Rows from a dataset —
___

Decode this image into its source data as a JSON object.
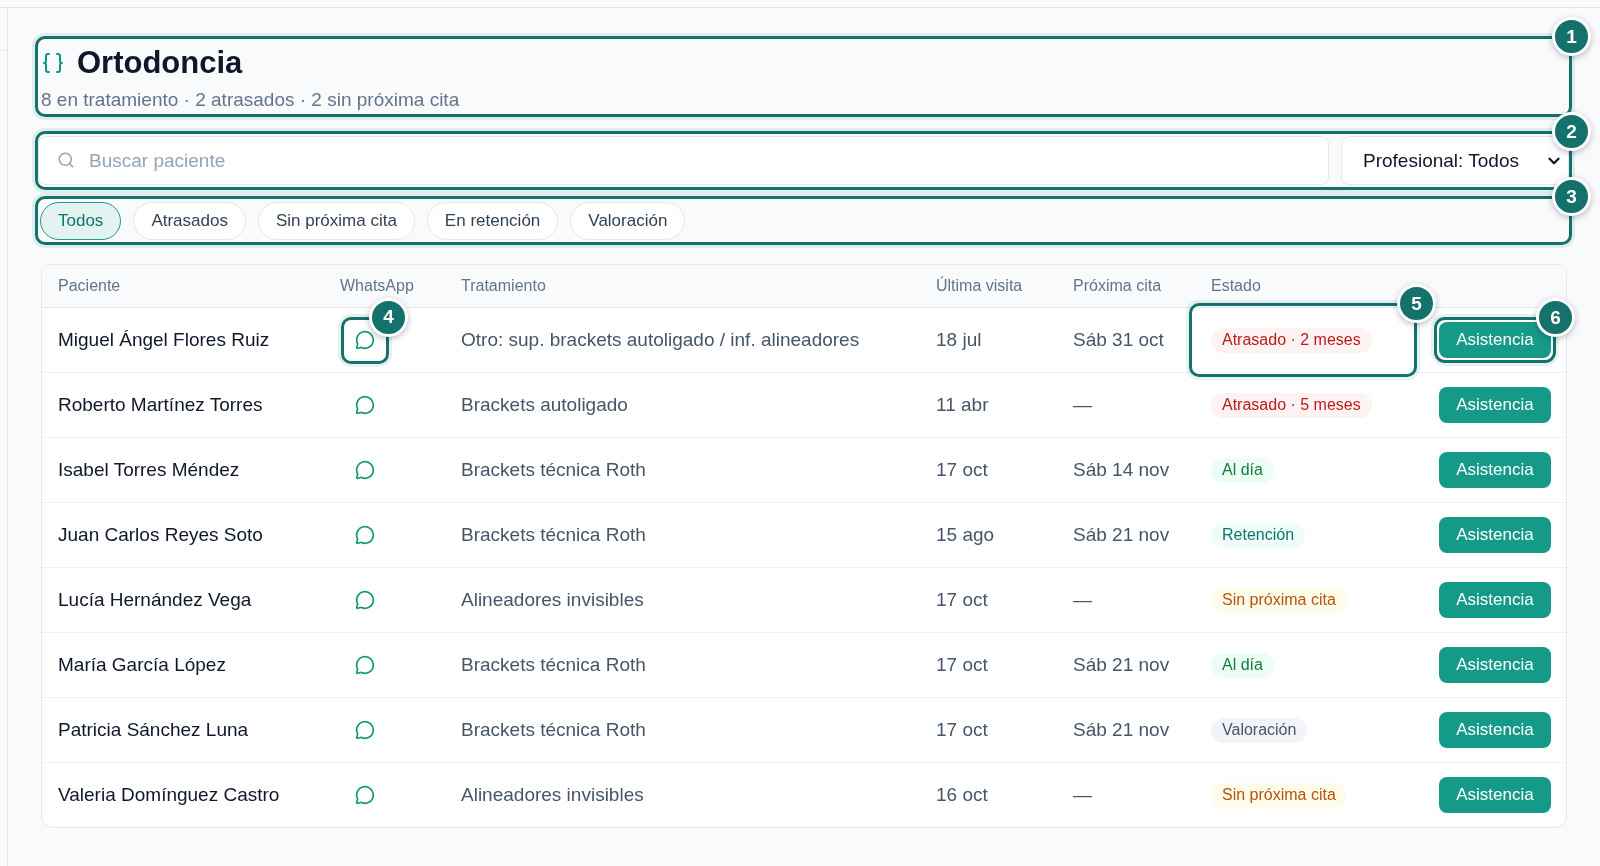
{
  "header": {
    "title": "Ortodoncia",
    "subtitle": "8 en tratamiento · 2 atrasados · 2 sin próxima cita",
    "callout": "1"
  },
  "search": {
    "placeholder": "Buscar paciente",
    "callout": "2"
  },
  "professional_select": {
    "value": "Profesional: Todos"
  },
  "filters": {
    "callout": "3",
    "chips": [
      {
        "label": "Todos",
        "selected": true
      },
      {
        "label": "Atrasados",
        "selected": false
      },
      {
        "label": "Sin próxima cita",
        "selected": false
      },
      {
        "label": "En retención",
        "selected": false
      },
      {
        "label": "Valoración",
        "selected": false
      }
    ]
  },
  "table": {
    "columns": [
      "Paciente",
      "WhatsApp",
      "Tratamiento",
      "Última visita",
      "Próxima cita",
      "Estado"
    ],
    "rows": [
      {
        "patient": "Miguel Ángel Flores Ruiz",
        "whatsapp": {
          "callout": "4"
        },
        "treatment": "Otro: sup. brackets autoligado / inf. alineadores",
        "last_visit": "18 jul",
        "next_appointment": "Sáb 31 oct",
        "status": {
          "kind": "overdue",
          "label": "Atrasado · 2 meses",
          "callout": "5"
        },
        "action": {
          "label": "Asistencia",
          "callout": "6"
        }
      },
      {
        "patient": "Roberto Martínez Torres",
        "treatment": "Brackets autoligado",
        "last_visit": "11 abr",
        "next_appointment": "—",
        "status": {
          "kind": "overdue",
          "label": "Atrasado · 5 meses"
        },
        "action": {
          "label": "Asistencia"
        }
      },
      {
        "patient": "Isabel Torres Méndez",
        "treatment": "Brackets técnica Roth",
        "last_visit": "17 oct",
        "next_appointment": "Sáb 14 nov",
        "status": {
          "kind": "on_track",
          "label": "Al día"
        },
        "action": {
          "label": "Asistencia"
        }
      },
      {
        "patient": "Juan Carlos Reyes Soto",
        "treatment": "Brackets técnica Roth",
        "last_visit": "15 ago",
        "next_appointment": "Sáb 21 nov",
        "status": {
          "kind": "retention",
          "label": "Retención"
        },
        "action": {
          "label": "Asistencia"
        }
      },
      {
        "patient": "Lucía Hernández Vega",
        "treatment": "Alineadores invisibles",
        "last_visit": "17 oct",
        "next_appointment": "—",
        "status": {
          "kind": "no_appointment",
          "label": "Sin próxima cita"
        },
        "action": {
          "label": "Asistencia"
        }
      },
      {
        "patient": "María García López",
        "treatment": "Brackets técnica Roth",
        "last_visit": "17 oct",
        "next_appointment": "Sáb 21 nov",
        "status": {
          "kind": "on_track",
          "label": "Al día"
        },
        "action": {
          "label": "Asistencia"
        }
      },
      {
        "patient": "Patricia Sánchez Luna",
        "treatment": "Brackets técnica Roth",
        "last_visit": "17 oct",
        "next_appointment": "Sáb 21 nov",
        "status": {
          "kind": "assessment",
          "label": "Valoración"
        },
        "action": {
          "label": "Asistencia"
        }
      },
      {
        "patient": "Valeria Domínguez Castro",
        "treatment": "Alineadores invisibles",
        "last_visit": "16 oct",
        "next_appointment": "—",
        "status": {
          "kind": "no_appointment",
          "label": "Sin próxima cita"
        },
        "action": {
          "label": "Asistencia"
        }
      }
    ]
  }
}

___

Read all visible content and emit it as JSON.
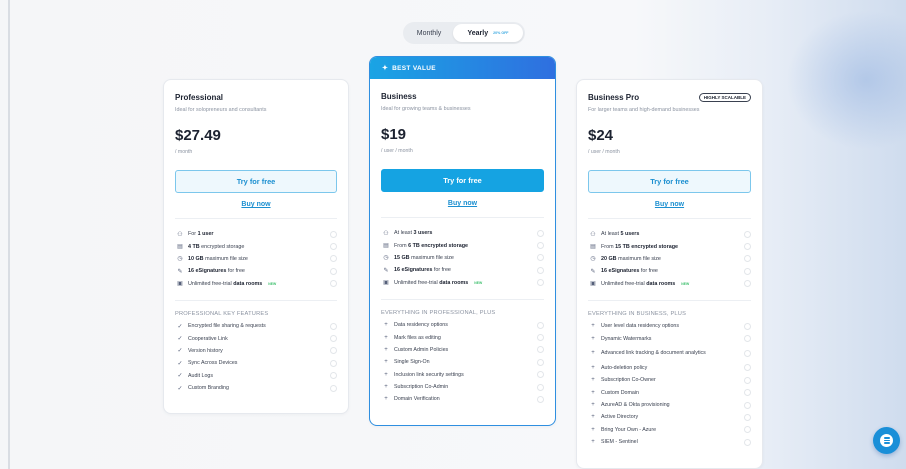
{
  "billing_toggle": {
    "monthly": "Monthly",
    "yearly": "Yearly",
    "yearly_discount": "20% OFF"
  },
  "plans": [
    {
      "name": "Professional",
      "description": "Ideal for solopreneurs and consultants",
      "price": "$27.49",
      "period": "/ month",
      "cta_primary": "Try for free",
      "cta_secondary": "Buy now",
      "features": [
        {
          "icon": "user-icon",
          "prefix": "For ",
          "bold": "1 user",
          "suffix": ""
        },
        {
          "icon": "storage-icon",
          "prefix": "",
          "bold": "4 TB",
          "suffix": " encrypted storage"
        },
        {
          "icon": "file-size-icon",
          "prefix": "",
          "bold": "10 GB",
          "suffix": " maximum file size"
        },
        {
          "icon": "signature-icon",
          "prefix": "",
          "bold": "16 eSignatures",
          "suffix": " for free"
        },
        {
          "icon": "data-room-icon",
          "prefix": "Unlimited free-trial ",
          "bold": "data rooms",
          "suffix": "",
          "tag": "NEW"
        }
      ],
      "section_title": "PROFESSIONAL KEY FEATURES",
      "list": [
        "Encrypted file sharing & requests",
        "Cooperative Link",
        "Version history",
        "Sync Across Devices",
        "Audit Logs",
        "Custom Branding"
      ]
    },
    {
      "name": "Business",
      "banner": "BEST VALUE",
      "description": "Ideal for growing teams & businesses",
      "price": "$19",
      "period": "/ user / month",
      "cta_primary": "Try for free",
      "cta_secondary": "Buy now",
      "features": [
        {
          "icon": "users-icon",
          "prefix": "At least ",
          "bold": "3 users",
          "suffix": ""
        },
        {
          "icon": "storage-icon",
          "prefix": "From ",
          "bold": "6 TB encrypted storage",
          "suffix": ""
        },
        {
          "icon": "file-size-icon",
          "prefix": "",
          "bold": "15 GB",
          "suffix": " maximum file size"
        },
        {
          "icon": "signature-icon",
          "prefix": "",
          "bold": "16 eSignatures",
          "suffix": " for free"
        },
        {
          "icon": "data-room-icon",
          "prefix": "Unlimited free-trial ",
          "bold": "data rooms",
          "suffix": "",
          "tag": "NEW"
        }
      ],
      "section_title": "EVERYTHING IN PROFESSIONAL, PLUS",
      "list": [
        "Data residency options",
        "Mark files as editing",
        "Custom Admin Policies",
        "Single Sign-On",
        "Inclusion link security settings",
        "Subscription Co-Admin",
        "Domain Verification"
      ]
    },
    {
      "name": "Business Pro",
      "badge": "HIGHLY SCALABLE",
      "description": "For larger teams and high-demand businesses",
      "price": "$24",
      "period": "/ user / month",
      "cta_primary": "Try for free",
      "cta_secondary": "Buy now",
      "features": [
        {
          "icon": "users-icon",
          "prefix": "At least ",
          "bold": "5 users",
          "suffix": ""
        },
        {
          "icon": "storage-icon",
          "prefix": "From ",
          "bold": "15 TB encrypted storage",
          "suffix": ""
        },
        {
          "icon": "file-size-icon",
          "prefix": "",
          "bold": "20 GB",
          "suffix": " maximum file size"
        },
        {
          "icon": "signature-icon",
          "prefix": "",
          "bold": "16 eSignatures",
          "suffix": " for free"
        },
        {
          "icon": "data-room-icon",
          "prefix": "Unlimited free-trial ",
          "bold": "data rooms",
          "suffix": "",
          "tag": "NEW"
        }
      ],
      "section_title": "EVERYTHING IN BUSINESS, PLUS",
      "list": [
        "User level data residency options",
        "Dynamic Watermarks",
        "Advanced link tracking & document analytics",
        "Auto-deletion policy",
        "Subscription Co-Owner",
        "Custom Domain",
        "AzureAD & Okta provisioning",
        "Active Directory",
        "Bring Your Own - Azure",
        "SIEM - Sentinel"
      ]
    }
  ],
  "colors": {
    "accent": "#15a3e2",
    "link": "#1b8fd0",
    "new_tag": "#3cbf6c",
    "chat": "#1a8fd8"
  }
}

___

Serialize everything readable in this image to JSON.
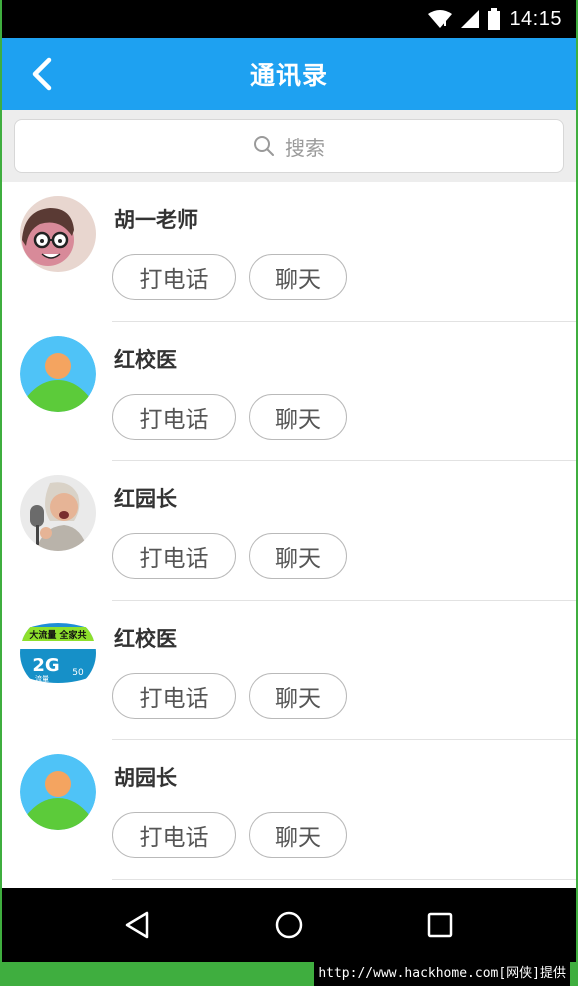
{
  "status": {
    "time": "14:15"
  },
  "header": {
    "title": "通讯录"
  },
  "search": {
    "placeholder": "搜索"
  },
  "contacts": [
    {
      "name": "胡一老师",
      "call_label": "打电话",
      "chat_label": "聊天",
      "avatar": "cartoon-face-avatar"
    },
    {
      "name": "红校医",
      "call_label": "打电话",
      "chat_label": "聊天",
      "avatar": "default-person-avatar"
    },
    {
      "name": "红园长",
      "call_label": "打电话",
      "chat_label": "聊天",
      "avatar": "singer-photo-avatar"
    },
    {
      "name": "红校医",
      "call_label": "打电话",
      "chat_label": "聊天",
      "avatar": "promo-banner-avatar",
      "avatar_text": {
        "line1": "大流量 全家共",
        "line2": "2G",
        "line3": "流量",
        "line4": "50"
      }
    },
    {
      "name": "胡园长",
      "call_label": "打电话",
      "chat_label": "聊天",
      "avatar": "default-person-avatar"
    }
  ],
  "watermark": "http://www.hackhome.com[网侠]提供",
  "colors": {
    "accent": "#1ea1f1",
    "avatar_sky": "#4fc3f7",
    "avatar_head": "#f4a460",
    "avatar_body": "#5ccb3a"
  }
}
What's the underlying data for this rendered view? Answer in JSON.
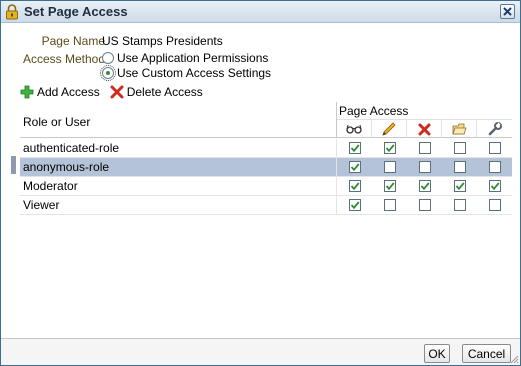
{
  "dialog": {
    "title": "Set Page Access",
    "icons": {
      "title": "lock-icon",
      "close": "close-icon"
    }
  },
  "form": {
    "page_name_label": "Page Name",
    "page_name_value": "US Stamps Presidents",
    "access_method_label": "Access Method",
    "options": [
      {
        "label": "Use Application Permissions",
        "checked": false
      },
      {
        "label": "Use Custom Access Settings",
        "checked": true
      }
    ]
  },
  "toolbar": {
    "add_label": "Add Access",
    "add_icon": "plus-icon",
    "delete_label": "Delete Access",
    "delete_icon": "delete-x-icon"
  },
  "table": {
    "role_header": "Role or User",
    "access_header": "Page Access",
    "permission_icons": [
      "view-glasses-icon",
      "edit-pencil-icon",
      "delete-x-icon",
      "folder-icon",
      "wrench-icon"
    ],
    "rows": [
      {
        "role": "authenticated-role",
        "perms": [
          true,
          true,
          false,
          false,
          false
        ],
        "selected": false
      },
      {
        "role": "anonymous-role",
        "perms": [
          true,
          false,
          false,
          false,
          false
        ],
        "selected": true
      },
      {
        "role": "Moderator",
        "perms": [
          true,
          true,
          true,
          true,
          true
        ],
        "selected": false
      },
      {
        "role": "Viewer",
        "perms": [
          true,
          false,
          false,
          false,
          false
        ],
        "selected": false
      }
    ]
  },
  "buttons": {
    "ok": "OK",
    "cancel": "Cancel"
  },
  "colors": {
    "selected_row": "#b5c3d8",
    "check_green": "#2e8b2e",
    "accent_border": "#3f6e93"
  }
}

___

DIRECTIONS —
Determine how many lines in the listing above hold the word "cita", answering with the number only.

TASK SOLUTION —
5